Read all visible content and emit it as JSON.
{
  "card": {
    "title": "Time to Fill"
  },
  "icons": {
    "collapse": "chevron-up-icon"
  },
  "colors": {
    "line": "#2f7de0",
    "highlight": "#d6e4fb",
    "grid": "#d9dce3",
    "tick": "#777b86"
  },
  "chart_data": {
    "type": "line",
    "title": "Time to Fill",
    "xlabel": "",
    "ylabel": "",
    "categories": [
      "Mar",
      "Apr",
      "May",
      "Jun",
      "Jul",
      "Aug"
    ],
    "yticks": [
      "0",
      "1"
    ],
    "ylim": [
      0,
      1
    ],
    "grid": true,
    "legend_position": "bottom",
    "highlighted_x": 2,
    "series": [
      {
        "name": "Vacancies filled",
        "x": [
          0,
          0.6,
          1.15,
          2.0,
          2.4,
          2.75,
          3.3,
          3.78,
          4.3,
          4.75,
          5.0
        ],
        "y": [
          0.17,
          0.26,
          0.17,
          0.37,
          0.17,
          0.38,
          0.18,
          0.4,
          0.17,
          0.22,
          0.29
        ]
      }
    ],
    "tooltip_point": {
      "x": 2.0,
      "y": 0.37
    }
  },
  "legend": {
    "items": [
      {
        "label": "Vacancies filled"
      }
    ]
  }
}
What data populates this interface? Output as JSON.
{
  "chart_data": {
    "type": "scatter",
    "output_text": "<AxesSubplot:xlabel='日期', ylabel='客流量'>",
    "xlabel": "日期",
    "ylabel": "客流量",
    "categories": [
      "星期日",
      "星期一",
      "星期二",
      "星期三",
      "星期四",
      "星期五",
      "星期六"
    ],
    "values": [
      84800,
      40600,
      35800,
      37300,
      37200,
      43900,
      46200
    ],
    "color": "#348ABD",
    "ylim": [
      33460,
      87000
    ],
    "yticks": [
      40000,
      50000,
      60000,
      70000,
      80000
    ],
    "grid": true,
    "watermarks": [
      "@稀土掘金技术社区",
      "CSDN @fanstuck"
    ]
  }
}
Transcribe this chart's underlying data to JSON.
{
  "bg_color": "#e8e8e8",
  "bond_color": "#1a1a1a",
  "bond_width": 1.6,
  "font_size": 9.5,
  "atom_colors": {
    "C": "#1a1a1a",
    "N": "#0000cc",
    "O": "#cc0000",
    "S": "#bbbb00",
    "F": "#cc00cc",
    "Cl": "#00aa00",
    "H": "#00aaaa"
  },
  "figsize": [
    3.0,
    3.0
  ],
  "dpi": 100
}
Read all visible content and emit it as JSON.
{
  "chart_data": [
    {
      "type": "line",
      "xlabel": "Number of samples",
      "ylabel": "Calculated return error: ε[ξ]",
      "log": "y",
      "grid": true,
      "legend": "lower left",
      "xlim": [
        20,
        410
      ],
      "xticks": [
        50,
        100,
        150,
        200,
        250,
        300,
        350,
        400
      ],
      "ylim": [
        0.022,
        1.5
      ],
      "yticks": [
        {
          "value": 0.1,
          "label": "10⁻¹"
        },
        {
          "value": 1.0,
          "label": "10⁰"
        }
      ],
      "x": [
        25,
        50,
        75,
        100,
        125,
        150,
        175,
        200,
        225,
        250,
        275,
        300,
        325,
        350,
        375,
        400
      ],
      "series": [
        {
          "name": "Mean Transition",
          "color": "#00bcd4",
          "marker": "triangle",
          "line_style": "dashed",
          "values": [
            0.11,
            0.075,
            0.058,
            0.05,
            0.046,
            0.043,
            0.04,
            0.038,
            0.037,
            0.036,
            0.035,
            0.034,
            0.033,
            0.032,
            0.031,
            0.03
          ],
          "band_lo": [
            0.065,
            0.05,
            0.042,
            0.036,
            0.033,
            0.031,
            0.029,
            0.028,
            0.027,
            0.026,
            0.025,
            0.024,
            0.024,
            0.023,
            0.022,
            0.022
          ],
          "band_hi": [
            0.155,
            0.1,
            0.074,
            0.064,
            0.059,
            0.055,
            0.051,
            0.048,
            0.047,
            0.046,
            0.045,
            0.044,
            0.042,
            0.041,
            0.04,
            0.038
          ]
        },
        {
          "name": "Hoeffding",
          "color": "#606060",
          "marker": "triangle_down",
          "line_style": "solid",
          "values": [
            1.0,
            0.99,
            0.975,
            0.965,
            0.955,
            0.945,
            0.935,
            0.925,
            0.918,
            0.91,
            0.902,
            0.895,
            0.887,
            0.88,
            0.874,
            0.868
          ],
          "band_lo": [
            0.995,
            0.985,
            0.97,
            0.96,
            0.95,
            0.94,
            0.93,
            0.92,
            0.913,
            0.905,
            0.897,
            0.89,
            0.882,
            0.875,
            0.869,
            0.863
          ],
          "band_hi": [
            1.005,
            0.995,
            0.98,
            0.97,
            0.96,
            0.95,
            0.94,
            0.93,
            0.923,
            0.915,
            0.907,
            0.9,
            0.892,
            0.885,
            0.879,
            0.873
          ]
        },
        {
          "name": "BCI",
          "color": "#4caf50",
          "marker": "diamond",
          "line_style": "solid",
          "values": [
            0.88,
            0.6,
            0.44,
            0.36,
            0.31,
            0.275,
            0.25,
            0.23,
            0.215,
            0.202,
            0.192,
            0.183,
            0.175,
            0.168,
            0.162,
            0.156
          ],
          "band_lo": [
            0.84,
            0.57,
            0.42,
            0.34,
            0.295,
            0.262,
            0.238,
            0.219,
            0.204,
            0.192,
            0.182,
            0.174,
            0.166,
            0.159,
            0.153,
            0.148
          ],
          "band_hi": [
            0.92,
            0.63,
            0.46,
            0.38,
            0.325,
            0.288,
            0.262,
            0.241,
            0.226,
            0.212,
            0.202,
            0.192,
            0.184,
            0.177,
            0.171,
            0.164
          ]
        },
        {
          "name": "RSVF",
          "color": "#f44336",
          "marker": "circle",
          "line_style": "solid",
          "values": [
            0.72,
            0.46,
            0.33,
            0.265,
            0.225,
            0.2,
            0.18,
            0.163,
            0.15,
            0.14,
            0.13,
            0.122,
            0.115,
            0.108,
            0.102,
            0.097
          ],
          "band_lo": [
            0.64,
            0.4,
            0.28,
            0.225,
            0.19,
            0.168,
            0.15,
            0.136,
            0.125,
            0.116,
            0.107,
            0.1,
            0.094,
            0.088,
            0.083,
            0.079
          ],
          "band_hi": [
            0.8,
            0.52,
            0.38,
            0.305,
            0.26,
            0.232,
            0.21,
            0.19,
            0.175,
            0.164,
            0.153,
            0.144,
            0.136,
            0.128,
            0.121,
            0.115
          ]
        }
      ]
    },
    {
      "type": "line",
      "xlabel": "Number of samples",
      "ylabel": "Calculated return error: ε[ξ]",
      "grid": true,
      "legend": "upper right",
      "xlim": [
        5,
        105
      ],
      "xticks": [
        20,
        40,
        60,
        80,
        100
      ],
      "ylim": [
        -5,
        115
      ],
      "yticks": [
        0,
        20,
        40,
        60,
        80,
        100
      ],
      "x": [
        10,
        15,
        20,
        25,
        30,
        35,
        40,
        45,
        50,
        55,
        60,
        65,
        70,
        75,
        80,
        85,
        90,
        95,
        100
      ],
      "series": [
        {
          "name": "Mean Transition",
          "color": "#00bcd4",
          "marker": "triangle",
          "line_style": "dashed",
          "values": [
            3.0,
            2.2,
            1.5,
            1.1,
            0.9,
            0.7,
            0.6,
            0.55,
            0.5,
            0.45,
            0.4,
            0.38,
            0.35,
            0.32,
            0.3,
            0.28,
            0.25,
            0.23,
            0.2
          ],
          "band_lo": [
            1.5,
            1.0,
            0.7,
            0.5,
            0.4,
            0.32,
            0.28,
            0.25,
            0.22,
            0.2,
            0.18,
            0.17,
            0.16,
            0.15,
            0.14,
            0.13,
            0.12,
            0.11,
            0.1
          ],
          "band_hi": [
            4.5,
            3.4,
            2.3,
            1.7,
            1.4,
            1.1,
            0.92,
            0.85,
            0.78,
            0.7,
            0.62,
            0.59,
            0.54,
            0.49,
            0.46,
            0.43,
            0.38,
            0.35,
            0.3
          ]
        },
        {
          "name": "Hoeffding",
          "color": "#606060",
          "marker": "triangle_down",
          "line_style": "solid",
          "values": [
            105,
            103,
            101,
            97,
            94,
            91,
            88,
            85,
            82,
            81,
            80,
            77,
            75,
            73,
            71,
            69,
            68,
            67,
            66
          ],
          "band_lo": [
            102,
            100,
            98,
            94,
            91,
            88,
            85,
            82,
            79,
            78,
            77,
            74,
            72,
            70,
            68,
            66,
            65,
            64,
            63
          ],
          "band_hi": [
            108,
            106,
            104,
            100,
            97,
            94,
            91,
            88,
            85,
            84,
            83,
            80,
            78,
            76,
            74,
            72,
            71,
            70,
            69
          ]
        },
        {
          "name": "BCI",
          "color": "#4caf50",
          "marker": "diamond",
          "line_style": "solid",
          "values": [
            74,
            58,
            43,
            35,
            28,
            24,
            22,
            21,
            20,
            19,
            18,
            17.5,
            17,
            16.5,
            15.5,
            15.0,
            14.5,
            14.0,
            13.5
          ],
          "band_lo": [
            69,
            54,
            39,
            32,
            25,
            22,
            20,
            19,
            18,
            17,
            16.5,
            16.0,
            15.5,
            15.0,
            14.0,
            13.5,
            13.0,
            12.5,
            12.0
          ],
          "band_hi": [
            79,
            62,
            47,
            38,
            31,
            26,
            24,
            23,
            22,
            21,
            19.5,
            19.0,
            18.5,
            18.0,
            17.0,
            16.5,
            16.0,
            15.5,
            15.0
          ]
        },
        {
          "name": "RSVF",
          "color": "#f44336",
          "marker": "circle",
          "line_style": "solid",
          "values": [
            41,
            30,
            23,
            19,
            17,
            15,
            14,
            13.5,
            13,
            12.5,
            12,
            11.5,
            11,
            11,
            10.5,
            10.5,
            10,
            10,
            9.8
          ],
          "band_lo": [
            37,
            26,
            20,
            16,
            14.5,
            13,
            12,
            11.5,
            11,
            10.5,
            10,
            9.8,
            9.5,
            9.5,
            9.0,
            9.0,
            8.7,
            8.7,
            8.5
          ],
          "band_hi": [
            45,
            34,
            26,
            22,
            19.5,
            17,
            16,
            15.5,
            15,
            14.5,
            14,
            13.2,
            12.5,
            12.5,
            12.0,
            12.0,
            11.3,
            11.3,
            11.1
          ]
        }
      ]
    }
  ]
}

● ● ● ● ● ● ●

Show all lines in the entries above where the word "filled" appears.

_Solution:_
        "name": "Vacancies filled",
        "label": "Vacancies filled"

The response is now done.